* **Records**
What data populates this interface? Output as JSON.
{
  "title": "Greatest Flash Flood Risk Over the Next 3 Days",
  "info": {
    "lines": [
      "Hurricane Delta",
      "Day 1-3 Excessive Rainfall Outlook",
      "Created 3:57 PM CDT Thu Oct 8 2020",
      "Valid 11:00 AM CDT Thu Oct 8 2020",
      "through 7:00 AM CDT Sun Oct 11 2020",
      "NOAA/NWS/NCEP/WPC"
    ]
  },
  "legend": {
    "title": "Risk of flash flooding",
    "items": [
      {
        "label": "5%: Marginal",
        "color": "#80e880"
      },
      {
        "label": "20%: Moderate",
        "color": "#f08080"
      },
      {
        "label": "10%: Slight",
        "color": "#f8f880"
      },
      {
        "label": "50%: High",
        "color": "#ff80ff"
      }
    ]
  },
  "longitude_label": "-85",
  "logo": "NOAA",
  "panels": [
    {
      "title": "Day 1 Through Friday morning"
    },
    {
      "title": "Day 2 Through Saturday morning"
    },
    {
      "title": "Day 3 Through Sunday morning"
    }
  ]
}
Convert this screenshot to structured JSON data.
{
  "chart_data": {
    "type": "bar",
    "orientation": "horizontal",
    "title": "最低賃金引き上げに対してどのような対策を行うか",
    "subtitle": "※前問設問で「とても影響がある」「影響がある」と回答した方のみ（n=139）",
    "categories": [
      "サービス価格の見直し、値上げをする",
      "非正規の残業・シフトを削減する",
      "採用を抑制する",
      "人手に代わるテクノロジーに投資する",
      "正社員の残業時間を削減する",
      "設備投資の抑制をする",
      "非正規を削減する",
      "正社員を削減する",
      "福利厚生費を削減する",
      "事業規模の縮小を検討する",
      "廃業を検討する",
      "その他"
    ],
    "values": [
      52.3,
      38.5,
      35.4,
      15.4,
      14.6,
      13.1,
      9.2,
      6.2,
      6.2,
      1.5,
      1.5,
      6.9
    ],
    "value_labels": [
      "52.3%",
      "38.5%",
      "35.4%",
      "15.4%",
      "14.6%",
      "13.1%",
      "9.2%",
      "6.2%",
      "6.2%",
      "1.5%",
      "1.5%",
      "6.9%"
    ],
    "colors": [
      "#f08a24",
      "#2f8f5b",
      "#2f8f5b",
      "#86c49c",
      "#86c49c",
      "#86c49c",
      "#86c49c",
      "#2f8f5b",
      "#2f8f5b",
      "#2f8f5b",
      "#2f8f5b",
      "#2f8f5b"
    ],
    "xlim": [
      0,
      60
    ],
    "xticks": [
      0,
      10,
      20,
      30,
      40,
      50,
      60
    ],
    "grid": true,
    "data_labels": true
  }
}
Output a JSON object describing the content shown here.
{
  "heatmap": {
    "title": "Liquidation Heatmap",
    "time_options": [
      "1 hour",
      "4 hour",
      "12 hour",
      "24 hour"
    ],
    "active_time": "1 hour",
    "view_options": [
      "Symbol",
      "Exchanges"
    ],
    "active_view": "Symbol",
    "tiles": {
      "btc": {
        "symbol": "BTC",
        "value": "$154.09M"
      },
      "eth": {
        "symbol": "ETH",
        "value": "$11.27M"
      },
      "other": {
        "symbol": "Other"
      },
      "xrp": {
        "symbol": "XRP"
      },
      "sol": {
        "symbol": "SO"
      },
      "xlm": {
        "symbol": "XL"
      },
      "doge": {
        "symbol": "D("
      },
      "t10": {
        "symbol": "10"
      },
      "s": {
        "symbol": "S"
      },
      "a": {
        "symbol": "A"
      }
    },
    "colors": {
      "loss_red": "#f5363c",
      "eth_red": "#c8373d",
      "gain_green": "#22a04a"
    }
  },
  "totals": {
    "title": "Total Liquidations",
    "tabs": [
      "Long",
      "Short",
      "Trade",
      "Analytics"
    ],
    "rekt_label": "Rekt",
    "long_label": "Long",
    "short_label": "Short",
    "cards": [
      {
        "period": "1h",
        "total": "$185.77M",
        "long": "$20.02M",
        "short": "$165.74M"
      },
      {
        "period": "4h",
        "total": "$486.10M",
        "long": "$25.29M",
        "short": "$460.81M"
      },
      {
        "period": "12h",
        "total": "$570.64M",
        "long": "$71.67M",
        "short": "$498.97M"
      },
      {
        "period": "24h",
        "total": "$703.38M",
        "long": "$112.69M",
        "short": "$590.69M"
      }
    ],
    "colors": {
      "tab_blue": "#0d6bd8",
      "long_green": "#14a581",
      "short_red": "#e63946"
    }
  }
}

* **What the task asks**
Scan the lines for the string "this". Copy out each line that matches.

* **Answer to the problem**
What data populates this interface? Output as JSON.
Convert this screenshot to structured JSON data.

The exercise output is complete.